RECORDS TO USE:

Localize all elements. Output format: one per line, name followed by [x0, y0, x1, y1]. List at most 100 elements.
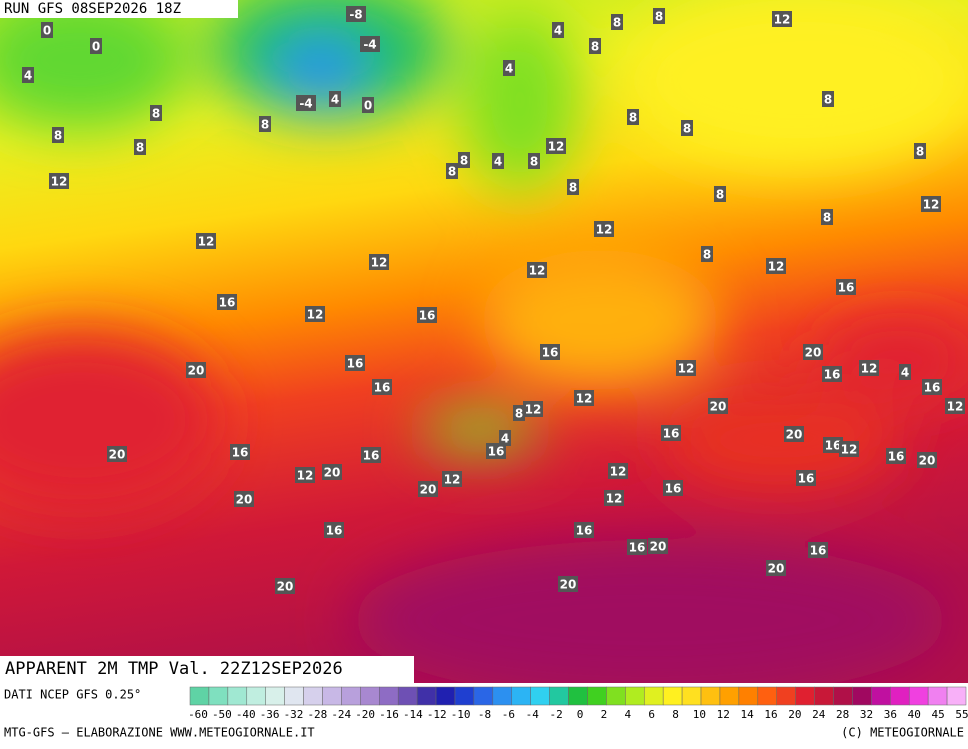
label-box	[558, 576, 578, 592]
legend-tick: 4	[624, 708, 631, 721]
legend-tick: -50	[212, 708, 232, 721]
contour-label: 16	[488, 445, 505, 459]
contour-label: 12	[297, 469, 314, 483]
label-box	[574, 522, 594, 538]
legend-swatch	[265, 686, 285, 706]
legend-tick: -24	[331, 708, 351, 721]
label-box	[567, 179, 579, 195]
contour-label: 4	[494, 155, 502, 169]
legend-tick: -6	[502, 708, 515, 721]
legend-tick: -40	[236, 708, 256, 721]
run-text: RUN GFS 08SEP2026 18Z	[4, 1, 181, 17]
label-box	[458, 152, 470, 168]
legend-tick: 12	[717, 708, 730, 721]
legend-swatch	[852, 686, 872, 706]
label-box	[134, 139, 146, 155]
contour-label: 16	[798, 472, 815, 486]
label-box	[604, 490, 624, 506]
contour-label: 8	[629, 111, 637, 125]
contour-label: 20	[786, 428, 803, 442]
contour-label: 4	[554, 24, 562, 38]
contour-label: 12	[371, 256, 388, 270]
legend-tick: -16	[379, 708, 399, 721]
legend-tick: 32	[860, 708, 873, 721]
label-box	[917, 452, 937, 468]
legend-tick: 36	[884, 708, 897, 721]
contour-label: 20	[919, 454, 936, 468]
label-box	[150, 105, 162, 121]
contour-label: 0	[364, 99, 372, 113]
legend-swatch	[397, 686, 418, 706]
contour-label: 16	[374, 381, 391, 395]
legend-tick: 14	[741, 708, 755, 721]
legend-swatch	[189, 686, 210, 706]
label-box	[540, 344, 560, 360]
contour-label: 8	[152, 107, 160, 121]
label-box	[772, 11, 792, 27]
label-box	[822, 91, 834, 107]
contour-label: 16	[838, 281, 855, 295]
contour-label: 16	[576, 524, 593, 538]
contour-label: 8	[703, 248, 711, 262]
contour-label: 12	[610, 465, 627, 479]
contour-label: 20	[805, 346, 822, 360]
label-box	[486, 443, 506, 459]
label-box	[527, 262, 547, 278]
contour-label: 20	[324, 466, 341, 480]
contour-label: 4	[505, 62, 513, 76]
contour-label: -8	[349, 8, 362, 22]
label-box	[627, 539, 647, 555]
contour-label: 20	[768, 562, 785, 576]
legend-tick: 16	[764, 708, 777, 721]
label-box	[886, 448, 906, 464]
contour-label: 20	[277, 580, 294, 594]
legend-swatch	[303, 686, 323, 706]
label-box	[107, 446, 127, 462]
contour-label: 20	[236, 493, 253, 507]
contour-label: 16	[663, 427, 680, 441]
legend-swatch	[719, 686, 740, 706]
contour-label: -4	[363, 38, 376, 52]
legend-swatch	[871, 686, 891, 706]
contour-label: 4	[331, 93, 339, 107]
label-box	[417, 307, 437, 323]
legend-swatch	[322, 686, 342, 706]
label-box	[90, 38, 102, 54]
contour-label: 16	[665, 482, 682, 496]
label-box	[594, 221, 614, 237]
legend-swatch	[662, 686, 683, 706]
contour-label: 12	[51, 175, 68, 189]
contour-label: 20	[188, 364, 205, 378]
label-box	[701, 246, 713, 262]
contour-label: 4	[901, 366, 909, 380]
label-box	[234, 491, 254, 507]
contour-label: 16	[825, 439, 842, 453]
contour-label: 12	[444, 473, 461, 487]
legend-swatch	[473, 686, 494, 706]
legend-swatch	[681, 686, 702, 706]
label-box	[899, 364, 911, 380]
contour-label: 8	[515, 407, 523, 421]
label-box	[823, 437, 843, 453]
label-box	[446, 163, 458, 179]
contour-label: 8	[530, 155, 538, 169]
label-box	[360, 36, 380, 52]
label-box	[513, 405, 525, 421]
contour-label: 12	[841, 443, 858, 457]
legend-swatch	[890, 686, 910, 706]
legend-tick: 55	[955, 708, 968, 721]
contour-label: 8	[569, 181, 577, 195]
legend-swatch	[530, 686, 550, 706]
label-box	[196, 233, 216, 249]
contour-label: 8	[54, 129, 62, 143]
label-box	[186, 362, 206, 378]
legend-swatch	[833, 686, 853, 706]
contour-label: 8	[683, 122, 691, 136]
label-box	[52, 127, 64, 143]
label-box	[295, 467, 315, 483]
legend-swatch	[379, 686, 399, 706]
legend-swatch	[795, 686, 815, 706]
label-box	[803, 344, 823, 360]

* * *

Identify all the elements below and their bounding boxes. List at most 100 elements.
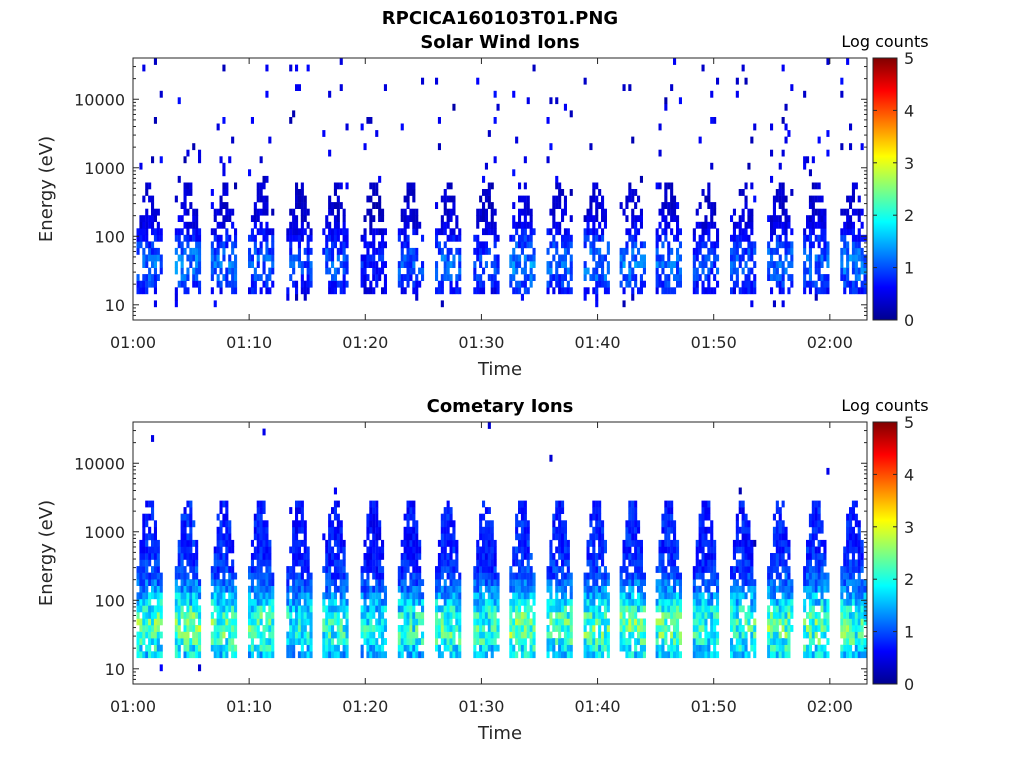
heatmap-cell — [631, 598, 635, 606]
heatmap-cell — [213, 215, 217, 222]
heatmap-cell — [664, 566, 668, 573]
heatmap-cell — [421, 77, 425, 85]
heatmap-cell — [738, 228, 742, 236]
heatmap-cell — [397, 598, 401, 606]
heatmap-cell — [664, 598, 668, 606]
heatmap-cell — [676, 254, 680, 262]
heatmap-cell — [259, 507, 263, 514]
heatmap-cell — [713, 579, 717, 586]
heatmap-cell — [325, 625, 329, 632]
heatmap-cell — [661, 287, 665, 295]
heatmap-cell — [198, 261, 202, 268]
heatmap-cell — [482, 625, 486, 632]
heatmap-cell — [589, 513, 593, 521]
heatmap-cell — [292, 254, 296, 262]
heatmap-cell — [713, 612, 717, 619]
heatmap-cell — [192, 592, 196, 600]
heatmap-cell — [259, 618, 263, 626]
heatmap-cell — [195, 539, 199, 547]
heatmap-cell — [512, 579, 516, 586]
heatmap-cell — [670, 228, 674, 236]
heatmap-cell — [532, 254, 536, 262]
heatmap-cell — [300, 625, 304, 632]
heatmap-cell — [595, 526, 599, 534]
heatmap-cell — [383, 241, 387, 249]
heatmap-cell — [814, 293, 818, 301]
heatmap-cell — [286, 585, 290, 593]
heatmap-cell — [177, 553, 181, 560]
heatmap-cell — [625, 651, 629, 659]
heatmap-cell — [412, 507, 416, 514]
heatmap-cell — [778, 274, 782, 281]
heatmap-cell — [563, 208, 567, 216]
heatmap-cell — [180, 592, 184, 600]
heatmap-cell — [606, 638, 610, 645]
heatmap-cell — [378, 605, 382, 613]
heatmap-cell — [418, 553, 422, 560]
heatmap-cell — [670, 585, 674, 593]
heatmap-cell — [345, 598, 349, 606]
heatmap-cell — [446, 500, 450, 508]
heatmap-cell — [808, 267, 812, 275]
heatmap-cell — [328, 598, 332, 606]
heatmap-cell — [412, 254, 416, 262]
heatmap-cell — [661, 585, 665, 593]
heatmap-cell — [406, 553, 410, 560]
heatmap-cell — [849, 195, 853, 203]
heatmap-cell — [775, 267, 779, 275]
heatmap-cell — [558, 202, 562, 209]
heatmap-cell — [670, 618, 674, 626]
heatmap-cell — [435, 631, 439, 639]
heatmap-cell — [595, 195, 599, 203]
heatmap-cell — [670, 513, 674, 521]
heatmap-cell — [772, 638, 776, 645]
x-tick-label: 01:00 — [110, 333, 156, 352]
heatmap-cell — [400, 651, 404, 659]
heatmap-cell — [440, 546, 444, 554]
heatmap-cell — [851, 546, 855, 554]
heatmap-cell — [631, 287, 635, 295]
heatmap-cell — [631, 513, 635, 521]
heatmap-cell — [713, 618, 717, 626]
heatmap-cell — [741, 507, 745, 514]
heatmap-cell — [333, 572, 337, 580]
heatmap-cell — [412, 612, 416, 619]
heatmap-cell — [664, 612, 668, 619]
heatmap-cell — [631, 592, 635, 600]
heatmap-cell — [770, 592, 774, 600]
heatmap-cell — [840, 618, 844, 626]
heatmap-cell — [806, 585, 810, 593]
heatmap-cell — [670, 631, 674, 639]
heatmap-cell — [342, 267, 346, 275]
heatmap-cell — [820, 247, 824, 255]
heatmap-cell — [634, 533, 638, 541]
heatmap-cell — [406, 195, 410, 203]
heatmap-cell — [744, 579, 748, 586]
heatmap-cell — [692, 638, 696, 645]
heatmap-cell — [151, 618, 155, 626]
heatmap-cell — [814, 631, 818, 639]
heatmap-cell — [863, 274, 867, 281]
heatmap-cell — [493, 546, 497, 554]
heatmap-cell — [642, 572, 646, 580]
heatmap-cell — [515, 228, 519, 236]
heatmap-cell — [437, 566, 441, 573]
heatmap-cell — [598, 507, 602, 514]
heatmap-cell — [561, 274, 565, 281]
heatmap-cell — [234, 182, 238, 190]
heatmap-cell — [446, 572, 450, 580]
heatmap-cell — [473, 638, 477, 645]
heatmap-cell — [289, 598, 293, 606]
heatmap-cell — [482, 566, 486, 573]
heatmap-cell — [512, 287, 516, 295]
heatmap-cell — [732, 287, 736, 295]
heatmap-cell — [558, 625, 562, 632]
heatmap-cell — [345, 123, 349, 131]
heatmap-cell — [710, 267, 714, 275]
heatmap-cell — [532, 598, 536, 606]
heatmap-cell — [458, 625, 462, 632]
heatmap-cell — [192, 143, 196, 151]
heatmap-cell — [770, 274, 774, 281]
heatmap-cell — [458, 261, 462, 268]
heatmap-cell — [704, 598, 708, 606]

THE EXERCISE: Output the items exactly as they appear, starting at the line that contains "heatmap-cell — [631, 598, 635, 606]" and ending at the line that contains "heatmap-cell — [300, 625, 304, 632]", with both of those lines included.

CORRECT ANSWER:
heatmap-cell — [631, 598, 635, 606]
heatmap-cell — [213, 215, 217, 222]
heatmap-cell — [664, 566, 668, 573]
heatmap-cell — [421, 77, 425, 85]
heatmap-cell — [738, 228, 742, 236]
heatmap-cell — [397, 598, 401, 606]
heatmap-cell — [664, 598, 668, 606]
heatmap-cell — [676, 254, 680, 262]
heatmap-cell — [259, 507, 263, 514]
heatmap-cell — [713, 579, 717, 586]
heatmap-cell — [325, 625, 329, 632]
heatmap-cell — [661, 287, 665, 295]
heatmap-cell — [198, 261, 202, 268]
heatmap-cell — [482, 625, 486, 632]
heatmap-cell — [589, 513, 593, 521]
heatmap-cell — [292, 254, 296, 262]
heatmap-cell — [713, 612, 717, 619]
heatmap-cell — [192, 592, 196, 600]
heatmap-cell — [259, 618, 263, 626]
heatmap-cell — [195, 539, 199, 547]
heatmap-cell — [512, 579, 516, 586]
heatmap-cell — [670, 228, 674, 236]
heatmap-cell — [532, 254, 536, 262]
heatmap-cell — [300, 625, 304, 632]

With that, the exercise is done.